◆ **Extracted records**:
━━━━━━━━━━

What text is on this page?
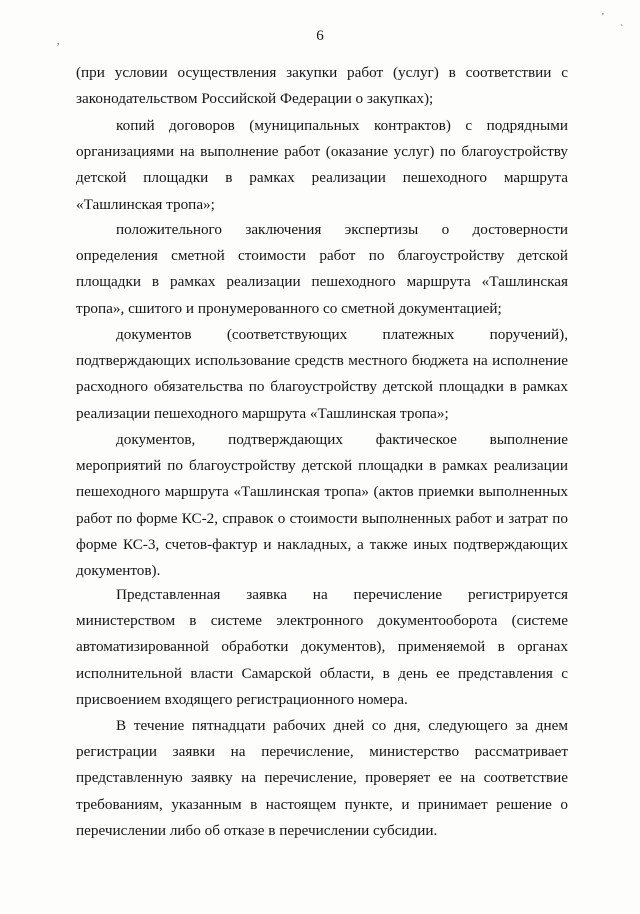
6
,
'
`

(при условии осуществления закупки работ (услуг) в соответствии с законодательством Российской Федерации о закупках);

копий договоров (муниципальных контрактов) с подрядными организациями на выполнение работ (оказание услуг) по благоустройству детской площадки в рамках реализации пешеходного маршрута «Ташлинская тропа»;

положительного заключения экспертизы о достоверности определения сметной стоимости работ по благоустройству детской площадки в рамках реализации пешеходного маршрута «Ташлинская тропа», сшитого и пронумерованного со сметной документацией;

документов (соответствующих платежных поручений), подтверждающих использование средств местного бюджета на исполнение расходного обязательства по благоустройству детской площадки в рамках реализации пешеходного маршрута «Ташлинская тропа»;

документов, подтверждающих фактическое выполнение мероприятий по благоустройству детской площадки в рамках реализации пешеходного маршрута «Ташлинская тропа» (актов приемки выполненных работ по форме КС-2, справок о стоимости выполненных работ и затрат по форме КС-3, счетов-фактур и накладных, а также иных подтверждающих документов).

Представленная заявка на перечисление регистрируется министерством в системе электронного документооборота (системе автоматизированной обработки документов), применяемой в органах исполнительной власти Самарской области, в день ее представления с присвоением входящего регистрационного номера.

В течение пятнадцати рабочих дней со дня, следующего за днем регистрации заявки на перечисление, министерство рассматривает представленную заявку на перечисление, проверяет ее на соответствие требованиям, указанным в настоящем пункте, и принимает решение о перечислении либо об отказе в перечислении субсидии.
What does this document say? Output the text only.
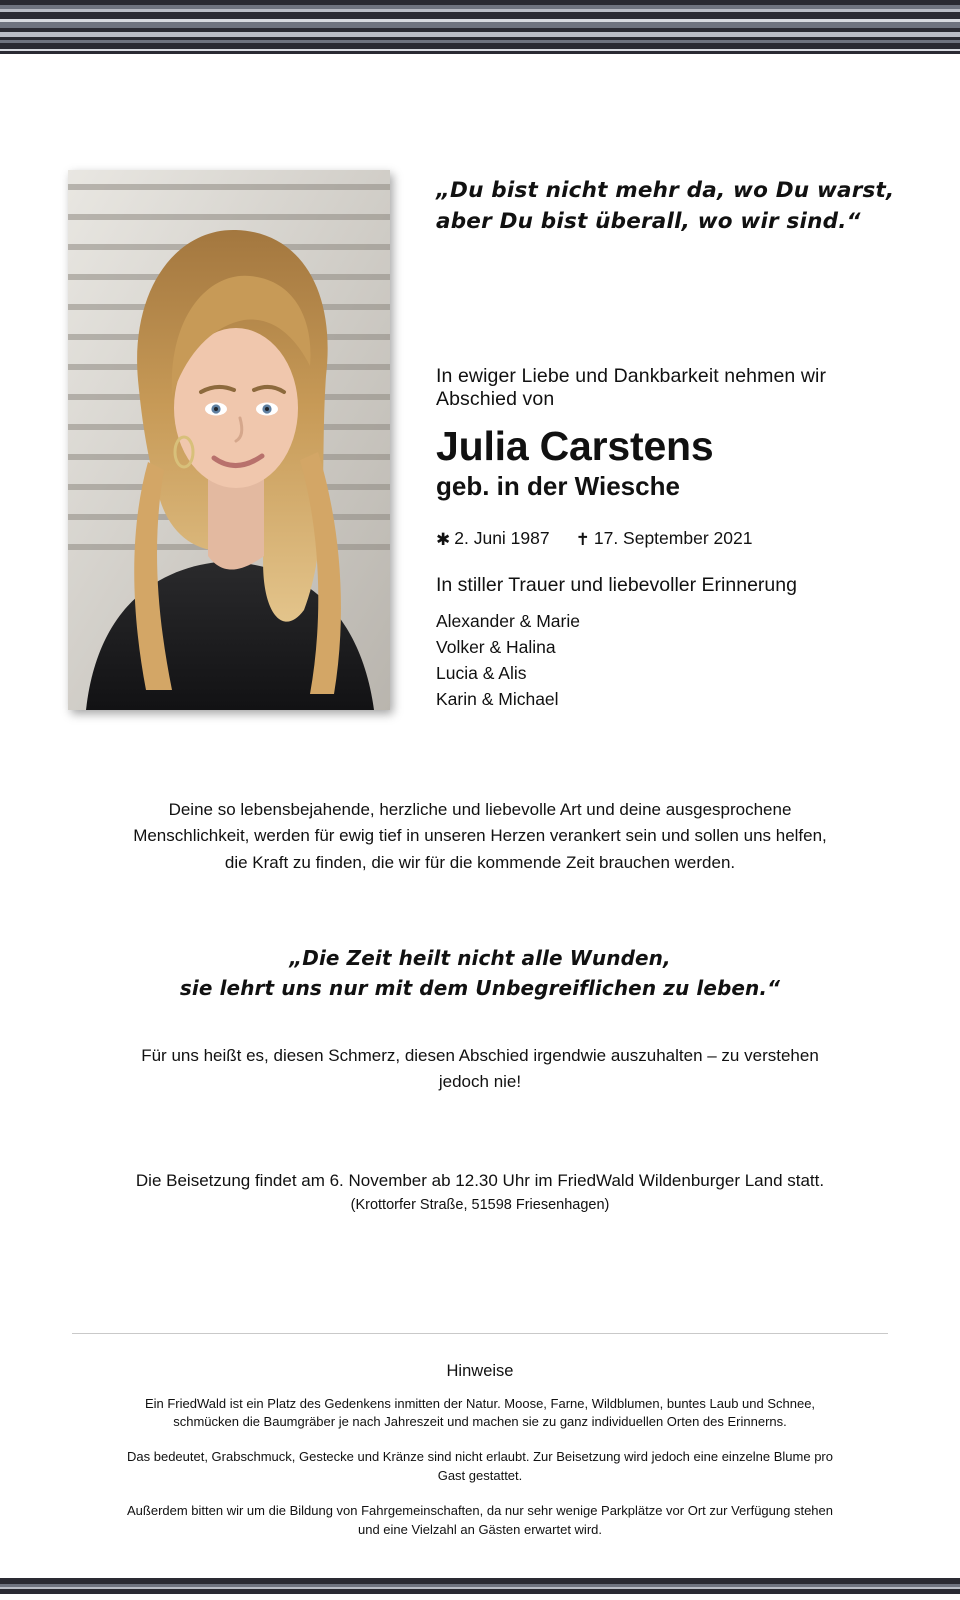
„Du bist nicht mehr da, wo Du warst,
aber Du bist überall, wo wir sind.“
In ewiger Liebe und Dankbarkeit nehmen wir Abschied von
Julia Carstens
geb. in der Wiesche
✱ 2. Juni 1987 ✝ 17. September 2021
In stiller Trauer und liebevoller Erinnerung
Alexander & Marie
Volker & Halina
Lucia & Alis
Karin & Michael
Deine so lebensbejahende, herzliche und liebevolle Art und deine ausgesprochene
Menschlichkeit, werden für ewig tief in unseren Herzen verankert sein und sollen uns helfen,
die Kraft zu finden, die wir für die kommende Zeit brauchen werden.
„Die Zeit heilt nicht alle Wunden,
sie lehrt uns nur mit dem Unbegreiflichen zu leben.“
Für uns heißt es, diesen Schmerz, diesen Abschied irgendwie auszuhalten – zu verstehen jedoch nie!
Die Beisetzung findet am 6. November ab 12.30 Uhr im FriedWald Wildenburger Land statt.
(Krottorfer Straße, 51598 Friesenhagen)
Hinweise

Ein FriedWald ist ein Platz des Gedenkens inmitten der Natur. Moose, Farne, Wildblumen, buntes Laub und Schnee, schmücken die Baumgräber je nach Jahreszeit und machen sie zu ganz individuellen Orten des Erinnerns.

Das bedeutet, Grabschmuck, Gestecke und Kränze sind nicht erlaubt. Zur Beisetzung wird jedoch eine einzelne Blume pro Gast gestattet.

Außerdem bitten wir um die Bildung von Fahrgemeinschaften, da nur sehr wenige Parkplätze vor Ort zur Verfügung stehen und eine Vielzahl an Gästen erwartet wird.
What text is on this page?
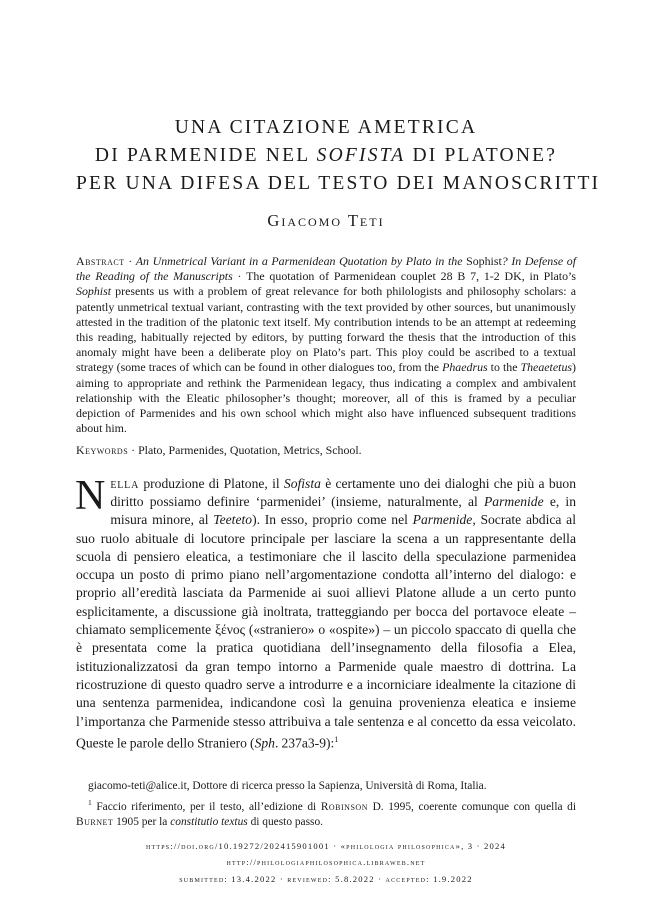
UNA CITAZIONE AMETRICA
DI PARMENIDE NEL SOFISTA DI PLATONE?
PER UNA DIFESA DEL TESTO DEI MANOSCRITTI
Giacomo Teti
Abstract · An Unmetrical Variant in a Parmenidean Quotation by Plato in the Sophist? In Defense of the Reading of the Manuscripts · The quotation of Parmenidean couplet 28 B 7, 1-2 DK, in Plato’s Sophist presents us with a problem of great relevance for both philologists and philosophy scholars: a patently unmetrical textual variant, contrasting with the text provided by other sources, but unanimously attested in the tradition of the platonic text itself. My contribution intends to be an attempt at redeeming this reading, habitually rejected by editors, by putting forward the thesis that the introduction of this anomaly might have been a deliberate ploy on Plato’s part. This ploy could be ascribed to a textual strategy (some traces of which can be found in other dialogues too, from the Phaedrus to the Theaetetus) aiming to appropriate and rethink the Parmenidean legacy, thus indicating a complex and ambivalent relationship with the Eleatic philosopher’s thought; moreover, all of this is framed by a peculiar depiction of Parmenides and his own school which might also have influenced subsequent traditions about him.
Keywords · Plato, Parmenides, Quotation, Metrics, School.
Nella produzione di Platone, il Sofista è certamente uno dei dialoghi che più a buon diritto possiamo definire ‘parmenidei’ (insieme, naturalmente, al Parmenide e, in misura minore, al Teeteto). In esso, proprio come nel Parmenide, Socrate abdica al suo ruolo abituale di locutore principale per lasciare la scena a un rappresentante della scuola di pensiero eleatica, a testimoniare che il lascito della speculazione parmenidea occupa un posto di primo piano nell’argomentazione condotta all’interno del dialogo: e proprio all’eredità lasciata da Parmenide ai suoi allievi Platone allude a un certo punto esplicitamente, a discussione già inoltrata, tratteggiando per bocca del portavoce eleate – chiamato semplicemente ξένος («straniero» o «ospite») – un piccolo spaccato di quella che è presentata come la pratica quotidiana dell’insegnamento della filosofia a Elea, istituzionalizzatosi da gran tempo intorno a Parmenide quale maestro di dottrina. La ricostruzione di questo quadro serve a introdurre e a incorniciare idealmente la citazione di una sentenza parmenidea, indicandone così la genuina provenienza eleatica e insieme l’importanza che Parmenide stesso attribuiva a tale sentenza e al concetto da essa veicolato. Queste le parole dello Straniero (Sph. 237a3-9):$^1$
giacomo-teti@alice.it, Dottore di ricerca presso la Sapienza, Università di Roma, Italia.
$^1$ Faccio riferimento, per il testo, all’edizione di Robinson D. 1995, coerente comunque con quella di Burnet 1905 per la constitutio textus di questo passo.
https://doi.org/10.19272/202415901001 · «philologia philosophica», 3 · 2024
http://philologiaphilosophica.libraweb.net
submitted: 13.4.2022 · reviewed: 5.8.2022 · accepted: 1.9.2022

━━━━━━━━━━

◆ **Request**:
Count the lines above that contain the word "bist". Give only the number.

◆ **Task solution**:
2